Documentfragment »
□ □ □ □ □

Bij gelegenheid van het pleidooi heeft [X. Mediatechniek] in verband met grief III de feitelijke grondslag van haar vordering tot ontbinding van de huurovereenkomst aangevuld. Zij heeft aangevoerd dat Pieke en Poen de ruimtes in het bedrijfspand die voorheen werden gebruikt door [X.] Mediaverhuur inmiddels is gaan verhuren aan [X.] Mediaverhuur (nieuw). Volgens [X. Mediatechniek] concurreert de door [X.] Mediaverhuur (nieuw) gedreven onderneming met de onderneming van [X. Mediatechniek] en heeft Pieke en Poen jegens [X. Mediatechniek] in strijd met genoemd artikel 8.2 gehandeld door het deel van het bedrijfspand dat voorheen door [X.] Mediaverhuur werd gebruikt aan [X.] Mediaverhuur (nieuw) te verhuren. Volgens [X. Mediatechniek] moet reeds op deze grond de vordering tot ontbinding van de huurovereenkomst worden toegewezen.

□ □ □ □ □

Aangeleverd materiaal »

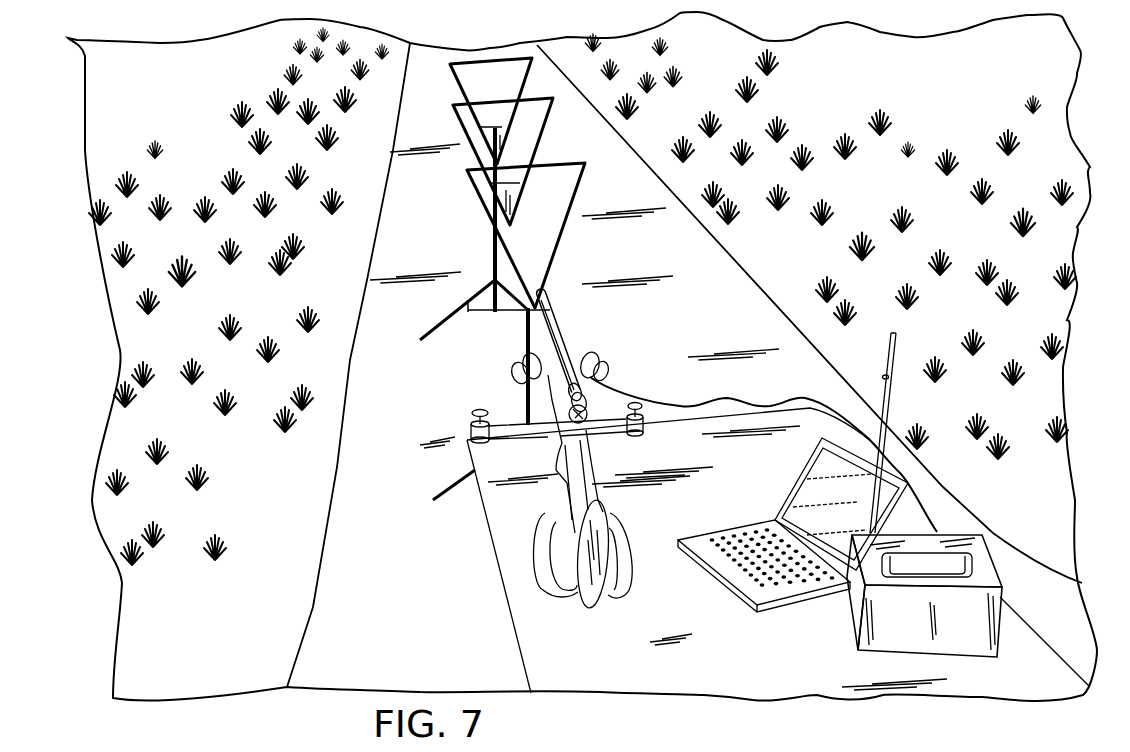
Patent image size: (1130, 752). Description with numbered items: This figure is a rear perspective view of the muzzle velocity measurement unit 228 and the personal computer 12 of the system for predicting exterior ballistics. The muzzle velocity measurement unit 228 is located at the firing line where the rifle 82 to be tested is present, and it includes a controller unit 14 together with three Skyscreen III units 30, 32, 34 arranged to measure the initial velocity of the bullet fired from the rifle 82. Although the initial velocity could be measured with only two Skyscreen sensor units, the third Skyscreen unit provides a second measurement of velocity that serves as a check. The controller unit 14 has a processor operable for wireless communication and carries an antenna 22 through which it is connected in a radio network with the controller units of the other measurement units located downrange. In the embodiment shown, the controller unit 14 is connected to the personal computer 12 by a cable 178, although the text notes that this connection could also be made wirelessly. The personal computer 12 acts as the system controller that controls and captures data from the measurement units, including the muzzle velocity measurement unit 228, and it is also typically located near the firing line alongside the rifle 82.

The muzzle velocity measurement unit 228 is at (562, 47).
The Skyscreen III unit 34 is at (489, 60).
The Skyscreen III unit 32 is at (546, 118).
The Skyscreen III unit 30 is at (578, 185).
The cable 178 is at (643, 398).
The rifle 82 is at (562, 444).
The personal computer 12 is at (742, 598).
The controller unit 14 is at (993, 608).
The antenna 22 is at (883, 448).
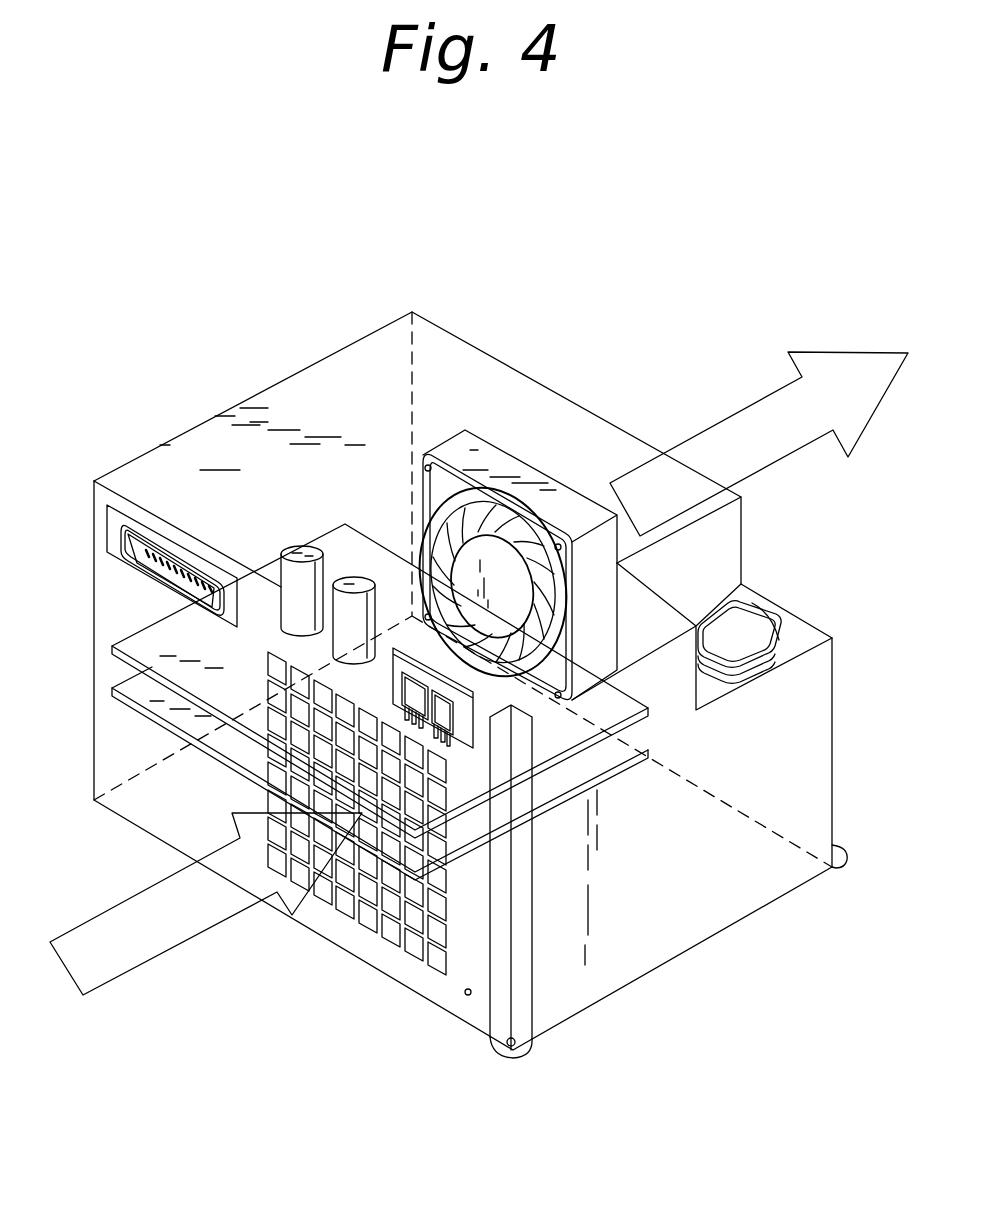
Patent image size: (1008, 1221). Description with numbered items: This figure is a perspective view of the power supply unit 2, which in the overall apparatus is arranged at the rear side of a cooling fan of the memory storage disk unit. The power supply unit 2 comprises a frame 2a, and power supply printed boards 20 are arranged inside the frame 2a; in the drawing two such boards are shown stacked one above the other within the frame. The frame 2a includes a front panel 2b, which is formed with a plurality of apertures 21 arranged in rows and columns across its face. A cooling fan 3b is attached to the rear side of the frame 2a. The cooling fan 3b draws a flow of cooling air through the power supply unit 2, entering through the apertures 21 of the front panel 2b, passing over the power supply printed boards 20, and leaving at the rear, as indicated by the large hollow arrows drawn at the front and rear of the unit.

The power supply unit 2 is at (480, 282).
The frame 2a is at (277, 392).
The front panel 2b is at (347, 943).
The cooling fan 3b is at (490, 450).
The power supply printed boards 20 is at (135, 687).
The apertures 21 is at (436, 966).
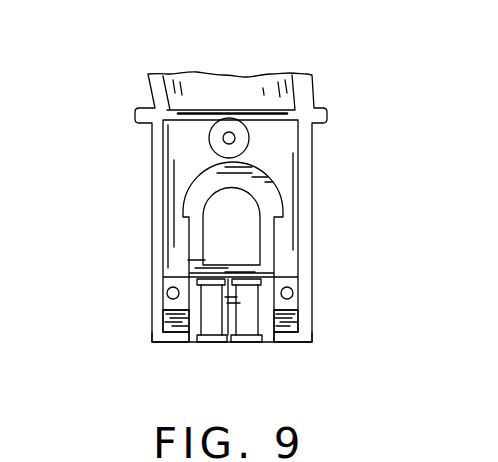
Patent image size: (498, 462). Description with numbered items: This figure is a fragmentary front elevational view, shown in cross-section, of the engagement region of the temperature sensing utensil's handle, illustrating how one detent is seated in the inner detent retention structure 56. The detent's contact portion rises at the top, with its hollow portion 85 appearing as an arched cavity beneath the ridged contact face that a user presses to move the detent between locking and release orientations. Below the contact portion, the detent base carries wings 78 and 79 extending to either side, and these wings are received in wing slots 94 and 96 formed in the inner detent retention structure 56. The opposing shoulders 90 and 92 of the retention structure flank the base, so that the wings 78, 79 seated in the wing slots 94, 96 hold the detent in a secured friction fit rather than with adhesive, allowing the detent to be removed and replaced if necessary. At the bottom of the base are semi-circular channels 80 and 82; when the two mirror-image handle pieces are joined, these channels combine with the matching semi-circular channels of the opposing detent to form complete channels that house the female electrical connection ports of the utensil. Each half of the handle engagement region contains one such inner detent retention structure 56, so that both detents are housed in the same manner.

The inner detent retention structure 56 is at (308, 274).
The hollow portion 85 is at (215, 229).
The shoulder 90 is at (165, 304).
The shoulder 92 is at (295, 302).
The wing 79 is at (167, 323).
The wing 78 is at (296, 319).
The wing slot 94 is at (178, 343).
The wing slot 96 is at (294, 343).
The semi-circular channel 82 is at (211, 328).
The semi-circular channel 80 is at (245, 328).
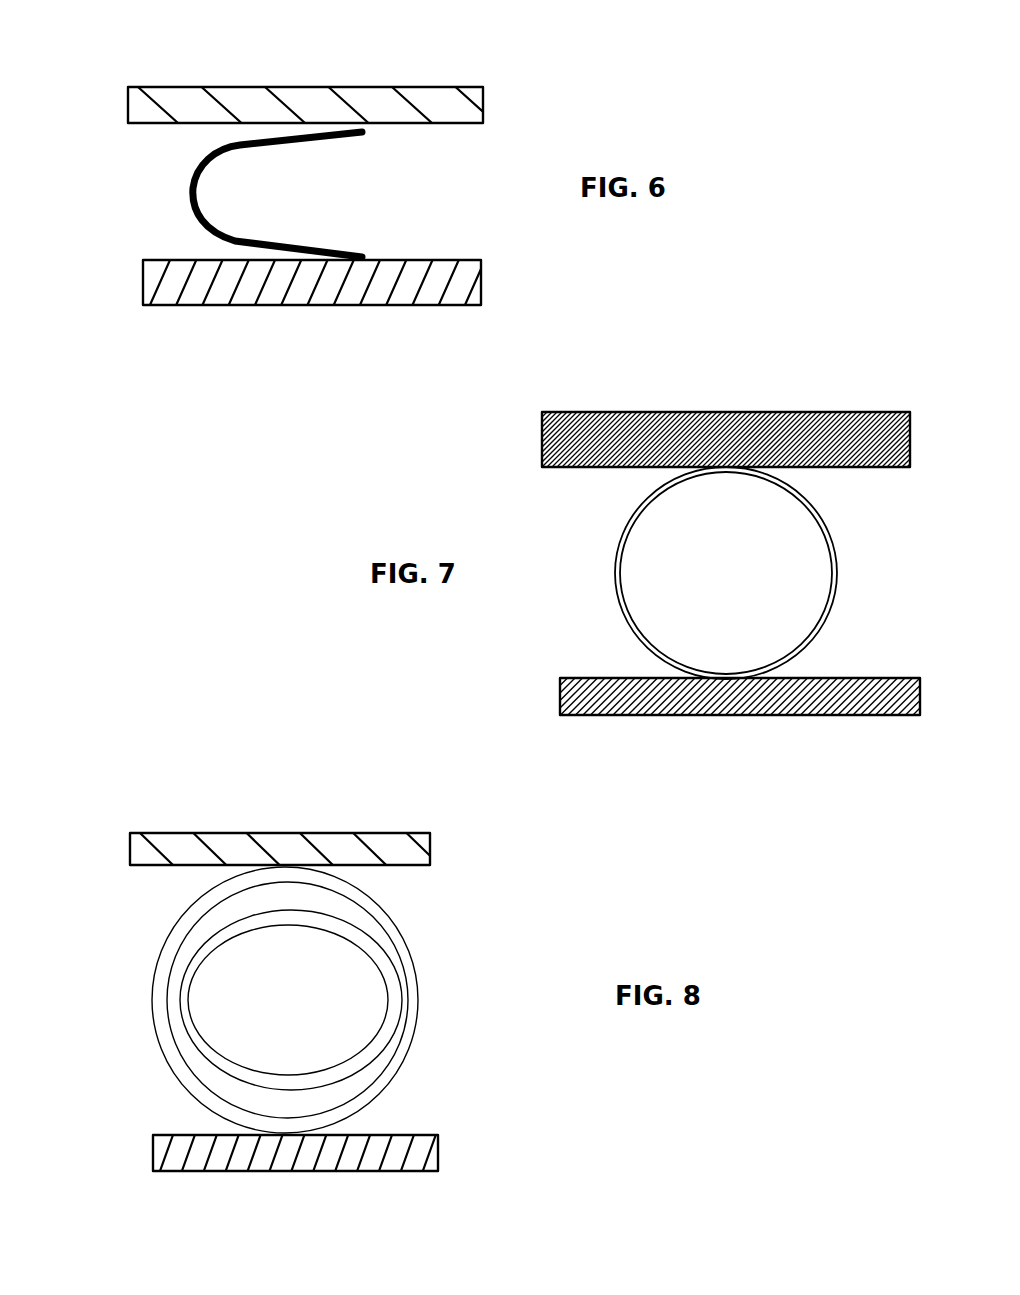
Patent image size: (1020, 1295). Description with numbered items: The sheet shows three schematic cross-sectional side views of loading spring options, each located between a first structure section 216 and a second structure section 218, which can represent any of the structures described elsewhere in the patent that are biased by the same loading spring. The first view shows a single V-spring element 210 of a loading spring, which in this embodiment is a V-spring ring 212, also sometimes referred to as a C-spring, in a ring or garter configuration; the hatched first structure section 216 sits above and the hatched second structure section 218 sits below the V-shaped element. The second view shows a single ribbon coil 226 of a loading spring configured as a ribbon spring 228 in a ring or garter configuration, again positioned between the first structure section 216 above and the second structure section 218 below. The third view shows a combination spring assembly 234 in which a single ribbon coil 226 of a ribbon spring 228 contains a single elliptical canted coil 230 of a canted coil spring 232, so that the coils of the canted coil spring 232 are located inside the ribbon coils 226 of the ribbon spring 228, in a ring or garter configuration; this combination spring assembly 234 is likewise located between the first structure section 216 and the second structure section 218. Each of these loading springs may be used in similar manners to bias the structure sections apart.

□ □ □ □ □

Taakdoel » Aan wie is Pieke en Poen volgens [X. Mediatechniek] in het documentfragment de ruimtes gaan verhuren die voorheen door [X.] Mediaverhuur werden gebruikt?

Juiste uitvoer » Aan [X.] Mediaverhuur (nieuw).